Begin MATERIAL TO PROCESS

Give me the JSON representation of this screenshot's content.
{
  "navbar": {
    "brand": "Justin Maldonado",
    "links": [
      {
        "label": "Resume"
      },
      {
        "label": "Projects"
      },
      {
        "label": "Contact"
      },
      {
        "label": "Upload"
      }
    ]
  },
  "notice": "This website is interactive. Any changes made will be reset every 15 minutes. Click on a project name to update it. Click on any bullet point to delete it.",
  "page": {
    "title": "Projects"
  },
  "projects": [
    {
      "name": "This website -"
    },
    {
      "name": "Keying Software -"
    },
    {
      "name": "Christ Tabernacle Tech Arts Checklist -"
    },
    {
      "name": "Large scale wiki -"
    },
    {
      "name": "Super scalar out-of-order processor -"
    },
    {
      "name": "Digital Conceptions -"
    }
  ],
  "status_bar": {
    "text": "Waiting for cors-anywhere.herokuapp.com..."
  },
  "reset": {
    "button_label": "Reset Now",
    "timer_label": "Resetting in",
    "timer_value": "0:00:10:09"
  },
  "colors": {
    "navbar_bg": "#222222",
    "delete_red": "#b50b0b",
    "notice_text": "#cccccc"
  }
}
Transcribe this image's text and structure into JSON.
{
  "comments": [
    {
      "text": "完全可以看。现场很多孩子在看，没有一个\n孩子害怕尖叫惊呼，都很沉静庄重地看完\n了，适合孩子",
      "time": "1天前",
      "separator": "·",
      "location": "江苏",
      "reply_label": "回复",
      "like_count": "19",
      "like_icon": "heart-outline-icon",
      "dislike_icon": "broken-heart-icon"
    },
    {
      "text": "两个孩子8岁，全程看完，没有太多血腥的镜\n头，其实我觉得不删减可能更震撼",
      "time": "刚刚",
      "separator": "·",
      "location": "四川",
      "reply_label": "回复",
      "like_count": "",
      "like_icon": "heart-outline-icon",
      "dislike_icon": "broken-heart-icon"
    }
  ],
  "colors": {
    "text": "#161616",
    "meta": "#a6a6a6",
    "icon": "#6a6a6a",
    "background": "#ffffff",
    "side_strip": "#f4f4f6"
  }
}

End MATERIAL TO PROCESS

PROBLEM TO SOLVE: Take the data above and return it exactly.

TASK OUTPUT:
Give me the JSON representation of this screenshot's content.
{
  "navbar": {
    "brand": "Justin Maldonado",
    "links": [
      {
        "label": "Resume"
      },
      {
        "label": "Projects"
      },
      {
        "label": "Contact"
      },
      {
        "label": "Upload"
      }
    ]
  },
  "notice": "This website is interactive. Any changes made will be reset every 15 minutes. Click on a project name to update it. Click on any bullet point to delete it.",
  "page": {
    "title": "Projects"
  },
  "projects": [
    {
      "name": "This website -"
    },
    {
      "name": "Keying Software -"
    },
    {
      "name": "Christ Tabernacle Tech Arts Checklist -"
    },
    {
      "name": "Large scale wiki -"
    },
    {
      "name": "Super scalar out-of-order processor -"
    },
    {
      "name": "Digital Conceptions -"
    }
  ],
  "status_bar": {
    "text": "Waiting for cors-anywhere.herokuapp.com..."
  },
  "reset": {
    "button_label": "Reset Now",
    "timer_label": "Resetting in",
    "timer_value": "0:00:10:09"
  },
  "colors": {
    "navbar_bg": "#222222",
    "delete_red": "#b50b0b",
    "notice_text": "#cccccc"
  }
}
Transcribe this image's text and structure into JSON.
{
  "comments": [
    {
      "text": "完全可以看。现场很多孩子在看，没有一个\n孩子害怕尖叫惊呼，都很沉静庄重地看完\n了，适合孩子",
      "time": "1天前",
      "separator": "·",
      "location": "江苏",
      "reply_label": "回复",
      "like_count": "19",
      "like_icon": "heart-outline-icon",
      "dislike_icon": "broken-heart-icon"
    },
    {
      "text": "两个孩子8岁，全程看完，没有太多血腥的镜\n头，其实我觉得不删减可能更震撼",
      "time": "刚刚",
      "separator": "·",
      "location": "四川",
      "reply_label": "回复",
      "like_count": "",
      "like_icon": "heart-outline-icon",
      "dislike_icon": "broken-heart-icon"
    }
  ],
  "colors": {
    "text": "#161616",
    "meta": "#a6a6a6",
    "icon": "#6a6a6a",
    "background": "#ffffff",
    "side_strip": "#f4f4f6"
  }
}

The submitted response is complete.